- **Direction**
Find the lines containing the word "More" and copy every one of them.

begin Material for the task

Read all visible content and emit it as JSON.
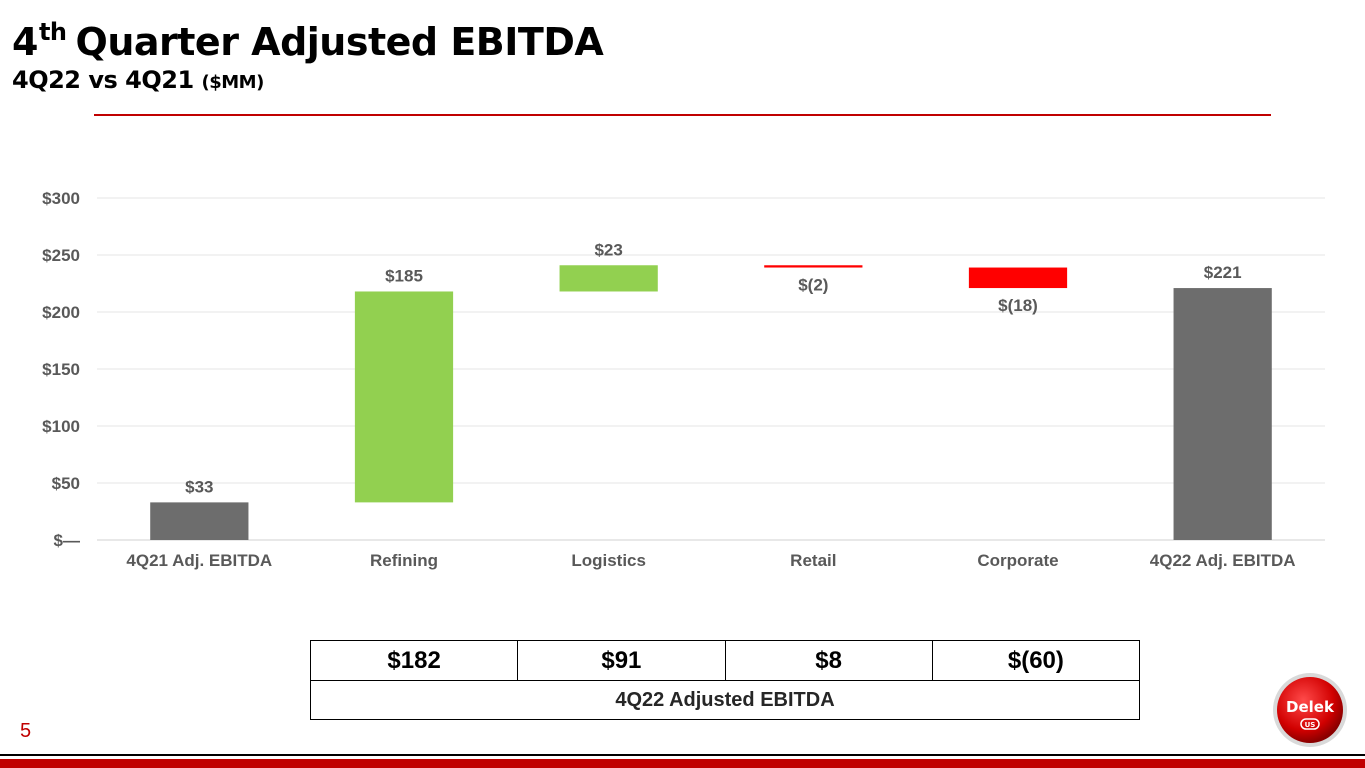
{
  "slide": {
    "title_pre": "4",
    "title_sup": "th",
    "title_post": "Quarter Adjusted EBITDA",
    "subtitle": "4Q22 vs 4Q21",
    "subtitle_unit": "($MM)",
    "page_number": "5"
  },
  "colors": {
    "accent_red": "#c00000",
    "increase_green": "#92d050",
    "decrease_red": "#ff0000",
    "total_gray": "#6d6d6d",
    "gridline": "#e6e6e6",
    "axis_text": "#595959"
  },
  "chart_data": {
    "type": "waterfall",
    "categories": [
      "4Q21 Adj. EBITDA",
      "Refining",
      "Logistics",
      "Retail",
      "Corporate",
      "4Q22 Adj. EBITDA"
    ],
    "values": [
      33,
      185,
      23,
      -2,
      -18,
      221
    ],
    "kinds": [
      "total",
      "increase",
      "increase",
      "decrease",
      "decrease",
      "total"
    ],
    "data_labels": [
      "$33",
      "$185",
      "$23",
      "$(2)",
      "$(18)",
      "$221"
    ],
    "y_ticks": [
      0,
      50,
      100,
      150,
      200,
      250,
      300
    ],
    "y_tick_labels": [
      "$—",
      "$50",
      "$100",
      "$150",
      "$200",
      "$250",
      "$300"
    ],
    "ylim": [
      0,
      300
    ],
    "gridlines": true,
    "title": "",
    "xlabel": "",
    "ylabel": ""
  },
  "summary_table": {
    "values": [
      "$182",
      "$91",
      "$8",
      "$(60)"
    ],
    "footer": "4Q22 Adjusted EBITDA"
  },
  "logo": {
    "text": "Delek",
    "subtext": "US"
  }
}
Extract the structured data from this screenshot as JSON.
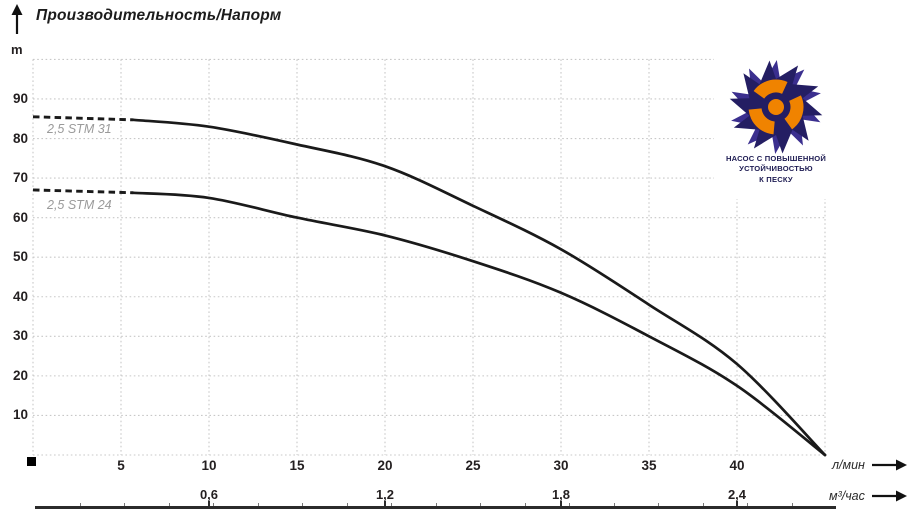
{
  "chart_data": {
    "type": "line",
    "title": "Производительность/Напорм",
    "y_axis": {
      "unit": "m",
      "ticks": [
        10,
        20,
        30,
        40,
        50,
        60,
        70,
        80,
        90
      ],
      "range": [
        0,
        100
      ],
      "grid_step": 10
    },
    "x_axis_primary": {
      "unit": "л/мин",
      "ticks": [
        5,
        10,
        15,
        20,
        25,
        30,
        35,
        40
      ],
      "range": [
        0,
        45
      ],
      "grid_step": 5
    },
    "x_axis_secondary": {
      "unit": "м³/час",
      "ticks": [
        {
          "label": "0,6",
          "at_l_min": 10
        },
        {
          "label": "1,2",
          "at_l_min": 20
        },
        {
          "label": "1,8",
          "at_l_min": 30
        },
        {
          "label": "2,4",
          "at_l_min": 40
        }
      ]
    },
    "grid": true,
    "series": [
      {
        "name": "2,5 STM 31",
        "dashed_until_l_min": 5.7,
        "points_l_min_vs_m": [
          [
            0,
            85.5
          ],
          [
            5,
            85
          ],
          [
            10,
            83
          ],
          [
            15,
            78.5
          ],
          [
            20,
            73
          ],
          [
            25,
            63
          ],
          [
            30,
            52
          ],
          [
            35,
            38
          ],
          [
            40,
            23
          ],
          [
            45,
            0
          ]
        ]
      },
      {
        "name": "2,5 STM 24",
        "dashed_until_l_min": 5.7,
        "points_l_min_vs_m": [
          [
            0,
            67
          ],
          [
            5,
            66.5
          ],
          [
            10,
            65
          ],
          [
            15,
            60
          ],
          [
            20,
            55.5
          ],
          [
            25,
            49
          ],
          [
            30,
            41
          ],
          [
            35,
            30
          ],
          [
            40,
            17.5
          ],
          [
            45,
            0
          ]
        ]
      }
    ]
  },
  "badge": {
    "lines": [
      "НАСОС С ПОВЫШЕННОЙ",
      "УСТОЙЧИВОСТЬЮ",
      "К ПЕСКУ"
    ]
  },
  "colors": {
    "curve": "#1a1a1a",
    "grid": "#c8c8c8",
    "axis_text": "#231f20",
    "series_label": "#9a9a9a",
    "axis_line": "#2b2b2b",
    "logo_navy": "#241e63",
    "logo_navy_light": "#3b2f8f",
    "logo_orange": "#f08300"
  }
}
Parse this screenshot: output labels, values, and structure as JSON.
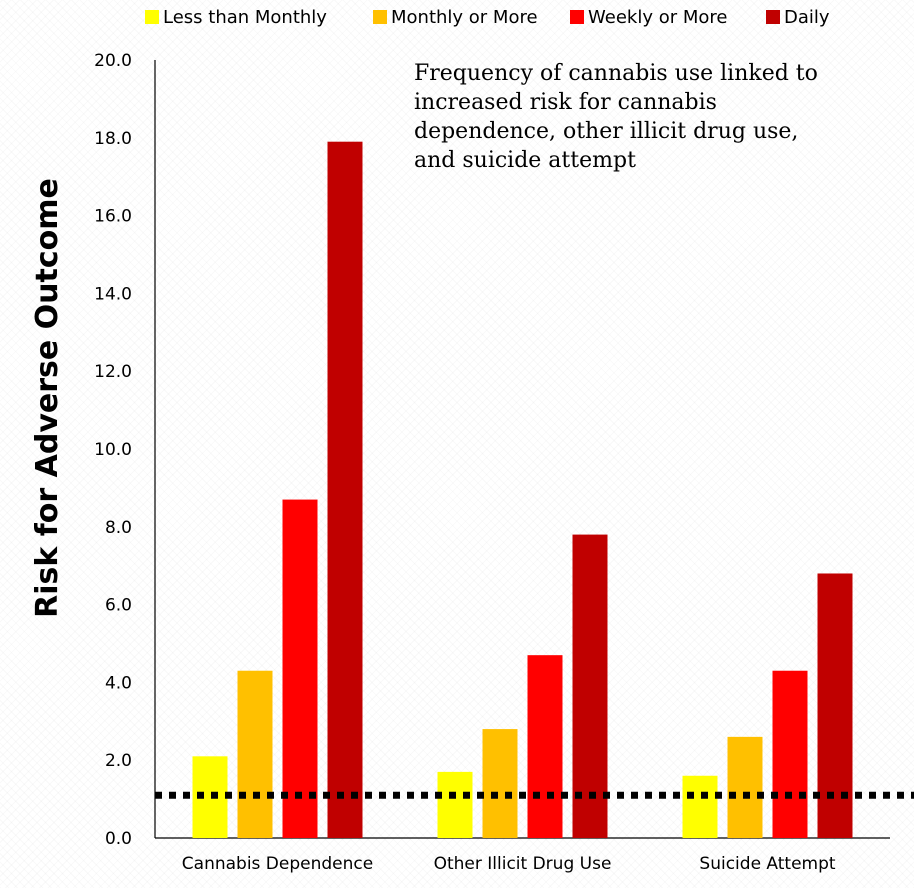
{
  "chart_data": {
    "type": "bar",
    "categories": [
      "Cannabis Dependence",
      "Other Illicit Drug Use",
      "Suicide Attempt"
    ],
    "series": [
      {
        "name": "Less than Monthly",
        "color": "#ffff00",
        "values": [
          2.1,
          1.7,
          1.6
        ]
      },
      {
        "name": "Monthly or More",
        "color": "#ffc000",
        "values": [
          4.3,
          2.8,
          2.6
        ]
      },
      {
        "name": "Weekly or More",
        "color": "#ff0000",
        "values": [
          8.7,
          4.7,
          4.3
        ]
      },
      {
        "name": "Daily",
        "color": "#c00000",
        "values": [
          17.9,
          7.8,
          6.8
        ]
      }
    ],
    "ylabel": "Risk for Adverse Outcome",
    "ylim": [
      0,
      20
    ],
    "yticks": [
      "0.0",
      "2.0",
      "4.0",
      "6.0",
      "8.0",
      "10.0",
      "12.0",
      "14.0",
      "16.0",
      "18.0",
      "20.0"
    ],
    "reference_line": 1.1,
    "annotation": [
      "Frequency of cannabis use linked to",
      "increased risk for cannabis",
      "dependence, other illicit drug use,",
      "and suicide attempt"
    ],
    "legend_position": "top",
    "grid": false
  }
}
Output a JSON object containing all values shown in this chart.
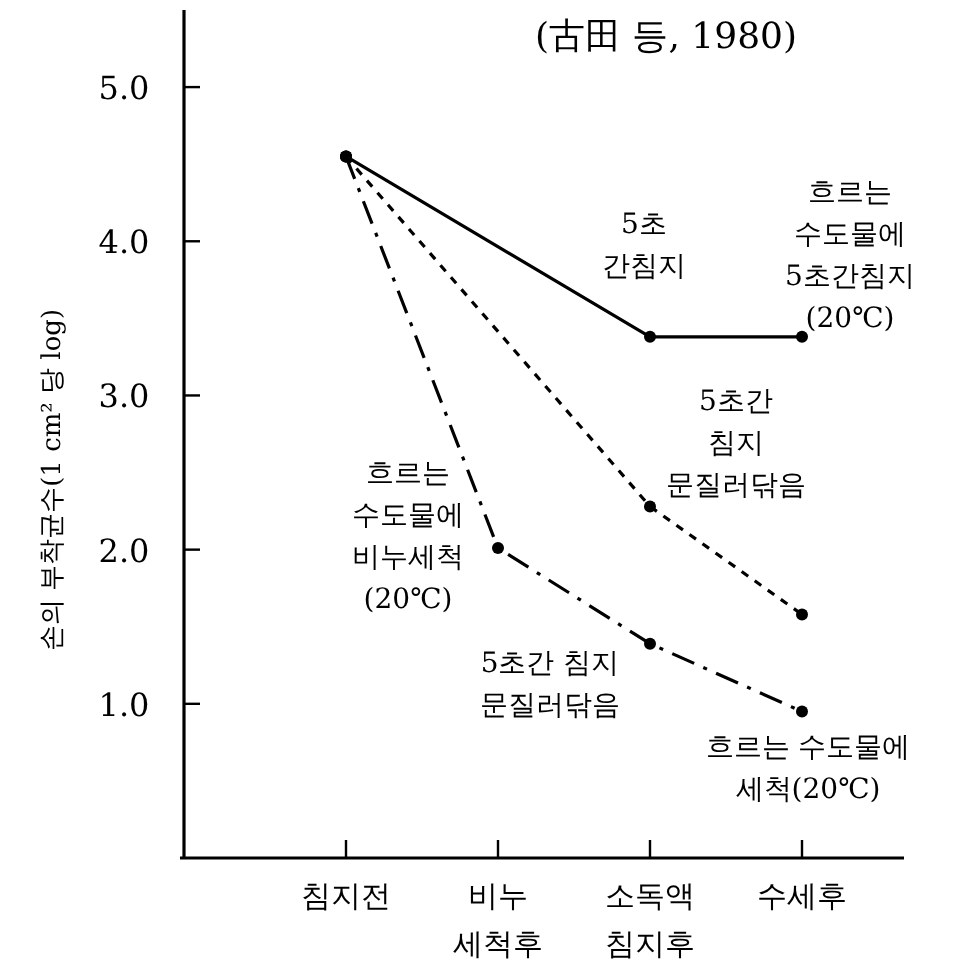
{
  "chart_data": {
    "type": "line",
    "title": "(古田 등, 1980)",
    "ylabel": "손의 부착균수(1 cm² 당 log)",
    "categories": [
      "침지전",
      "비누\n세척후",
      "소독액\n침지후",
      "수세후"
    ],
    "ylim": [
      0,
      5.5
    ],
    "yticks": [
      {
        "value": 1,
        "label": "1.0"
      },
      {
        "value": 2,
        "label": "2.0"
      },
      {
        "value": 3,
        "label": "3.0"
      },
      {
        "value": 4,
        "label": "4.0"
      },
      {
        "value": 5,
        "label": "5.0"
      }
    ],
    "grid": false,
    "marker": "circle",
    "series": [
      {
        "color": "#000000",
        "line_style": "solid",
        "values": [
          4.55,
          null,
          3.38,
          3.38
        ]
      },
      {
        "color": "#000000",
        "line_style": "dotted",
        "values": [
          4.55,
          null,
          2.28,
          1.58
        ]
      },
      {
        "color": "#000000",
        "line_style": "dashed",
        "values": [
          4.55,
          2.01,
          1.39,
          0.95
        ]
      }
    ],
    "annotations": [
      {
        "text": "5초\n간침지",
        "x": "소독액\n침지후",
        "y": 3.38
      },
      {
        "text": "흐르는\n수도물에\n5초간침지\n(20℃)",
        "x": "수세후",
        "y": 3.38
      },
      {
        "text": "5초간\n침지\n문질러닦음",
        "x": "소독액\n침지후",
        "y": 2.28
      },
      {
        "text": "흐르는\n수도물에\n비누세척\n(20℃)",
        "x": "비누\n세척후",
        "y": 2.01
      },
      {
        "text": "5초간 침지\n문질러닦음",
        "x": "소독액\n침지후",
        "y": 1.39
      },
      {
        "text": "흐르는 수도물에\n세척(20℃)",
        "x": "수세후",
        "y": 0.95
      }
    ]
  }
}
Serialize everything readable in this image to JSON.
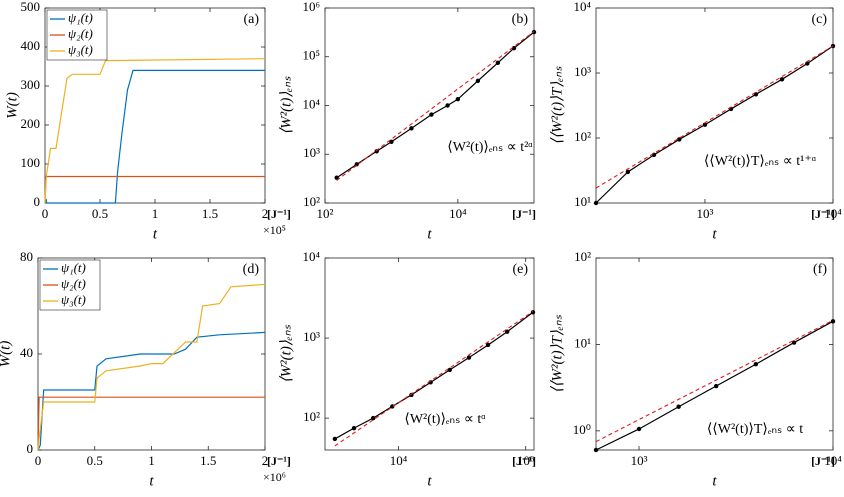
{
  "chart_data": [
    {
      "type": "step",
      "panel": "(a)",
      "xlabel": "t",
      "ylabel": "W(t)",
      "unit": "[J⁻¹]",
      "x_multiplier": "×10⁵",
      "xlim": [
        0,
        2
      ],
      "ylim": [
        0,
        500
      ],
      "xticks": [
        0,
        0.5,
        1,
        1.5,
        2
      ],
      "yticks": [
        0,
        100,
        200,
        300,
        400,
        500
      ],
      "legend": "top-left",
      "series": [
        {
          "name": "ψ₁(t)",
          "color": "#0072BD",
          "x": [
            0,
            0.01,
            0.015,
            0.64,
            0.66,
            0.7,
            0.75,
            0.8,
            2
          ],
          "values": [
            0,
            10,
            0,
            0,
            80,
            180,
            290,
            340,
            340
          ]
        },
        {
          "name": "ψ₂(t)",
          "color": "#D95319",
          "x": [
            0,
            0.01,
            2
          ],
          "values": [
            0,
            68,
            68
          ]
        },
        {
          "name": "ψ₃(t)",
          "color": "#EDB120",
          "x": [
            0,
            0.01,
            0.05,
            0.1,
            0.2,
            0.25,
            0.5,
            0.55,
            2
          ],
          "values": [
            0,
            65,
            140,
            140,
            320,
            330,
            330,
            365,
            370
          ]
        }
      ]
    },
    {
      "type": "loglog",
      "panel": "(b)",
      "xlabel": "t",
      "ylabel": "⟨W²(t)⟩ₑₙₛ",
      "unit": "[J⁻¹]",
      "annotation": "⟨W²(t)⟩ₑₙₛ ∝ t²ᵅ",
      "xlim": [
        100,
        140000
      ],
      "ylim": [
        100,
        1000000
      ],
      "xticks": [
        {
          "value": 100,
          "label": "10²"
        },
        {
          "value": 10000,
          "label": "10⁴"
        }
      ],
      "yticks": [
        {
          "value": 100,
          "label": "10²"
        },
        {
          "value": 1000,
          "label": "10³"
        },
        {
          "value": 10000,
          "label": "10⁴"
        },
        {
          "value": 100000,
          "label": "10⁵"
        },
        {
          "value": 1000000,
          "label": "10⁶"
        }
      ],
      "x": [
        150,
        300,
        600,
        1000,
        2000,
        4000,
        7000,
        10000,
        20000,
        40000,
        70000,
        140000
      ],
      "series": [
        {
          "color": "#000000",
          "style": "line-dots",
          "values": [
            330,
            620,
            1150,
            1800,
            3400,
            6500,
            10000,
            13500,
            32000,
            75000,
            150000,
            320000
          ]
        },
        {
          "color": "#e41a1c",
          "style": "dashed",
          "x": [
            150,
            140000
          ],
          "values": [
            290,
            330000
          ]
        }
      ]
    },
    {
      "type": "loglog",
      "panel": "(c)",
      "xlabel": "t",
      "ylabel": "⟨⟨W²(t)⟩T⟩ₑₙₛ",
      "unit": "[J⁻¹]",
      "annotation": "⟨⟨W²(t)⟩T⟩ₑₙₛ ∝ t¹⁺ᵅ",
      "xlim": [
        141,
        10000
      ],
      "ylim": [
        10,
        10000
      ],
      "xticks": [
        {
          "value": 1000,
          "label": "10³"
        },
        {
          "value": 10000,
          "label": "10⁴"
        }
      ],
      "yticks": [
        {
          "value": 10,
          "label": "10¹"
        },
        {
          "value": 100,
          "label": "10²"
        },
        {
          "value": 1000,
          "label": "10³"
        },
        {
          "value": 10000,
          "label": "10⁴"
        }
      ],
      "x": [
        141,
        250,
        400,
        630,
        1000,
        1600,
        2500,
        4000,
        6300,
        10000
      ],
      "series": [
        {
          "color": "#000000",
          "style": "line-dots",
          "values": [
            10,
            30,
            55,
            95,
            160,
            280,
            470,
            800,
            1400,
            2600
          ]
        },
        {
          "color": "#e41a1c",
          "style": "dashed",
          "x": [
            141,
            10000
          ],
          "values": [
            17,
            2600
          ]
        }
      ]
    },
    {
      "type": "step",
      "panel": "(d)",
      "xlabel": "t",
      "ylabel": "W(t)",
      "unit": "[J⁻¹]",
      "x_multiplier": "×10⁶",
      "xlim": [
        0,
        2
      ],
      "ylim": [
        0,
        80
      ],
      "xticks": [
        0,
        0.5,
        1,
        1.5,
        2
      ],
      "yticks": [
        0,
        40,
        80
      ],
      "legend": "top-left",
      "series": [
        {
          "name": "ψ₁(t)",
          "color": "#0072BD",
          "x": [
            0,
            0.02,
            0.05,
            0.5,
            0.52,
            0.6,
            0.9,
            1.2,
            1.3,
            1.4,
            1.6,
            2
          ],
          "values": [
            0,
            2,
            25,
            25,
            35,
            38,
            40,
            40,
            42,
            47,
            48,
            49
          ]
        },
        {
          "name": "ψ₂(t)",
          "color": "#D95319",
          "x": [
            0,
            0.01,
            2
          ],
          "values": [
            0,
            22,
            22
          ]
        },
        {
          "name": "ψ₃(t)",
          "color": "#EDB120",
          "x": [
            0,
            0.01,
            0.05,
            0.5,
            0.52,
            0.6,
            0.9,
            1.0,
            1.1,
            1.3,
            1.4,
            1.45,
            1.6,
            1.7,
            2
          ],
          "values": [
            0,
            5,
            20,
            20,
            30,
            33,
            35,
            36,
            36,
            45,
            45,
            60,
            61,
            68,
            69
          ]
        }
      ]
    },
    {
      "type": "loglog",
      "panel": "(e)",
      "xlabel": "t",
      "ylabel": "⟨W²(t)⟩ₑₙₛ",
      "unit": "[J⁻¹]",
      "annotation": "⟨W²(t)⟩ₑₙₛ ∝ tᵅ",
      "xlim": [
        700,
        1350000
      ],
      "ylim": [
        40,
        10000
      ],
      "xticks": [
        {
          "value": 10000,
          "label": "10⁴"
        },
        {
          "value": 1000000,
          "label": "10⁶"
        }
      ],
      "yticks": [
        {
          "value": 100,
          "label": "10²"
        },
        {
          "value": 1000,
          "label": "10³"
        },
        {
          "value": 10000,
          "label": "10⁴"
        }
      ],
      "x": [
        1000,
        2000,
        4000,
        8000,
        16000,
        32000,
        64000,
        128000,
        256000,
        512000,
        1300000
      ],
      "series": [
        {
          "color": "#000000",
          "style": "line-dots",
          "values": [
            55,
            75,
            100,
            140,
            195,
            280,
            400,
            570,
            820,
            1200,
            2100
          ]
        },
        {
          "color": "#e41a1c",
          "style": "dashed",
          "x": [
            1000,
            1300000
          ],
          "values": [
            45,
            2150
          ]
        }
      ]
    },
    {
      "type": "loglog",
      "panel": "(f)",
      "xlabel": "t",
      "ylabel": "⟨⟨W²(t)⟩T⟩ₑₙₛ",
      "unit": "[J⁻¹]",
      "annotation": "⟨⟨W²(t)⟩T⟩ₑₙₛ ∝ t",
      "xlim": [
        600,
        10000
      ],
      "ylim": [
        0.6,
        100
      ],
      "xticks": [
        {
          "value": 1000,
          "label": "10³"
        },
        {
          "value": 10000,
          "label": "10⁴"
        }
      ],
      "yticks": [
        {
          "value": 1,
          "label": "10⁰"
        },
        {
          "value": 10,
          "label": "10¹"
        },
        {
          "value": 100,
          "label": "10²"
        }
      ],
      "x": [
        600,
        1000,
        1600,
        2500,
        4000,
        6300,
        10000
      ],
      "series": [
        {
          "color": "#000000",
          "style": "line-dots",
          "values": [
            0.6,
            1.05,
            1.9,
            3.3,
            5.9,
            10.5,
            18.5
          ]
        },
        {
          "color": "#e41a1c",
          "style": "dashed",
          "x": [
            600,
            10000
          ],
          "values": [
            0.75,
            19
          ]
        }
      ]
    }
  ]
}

end Material for the task

- **Result of the task**
        "name": "Monthly or More",
        "name": "Weekly or More",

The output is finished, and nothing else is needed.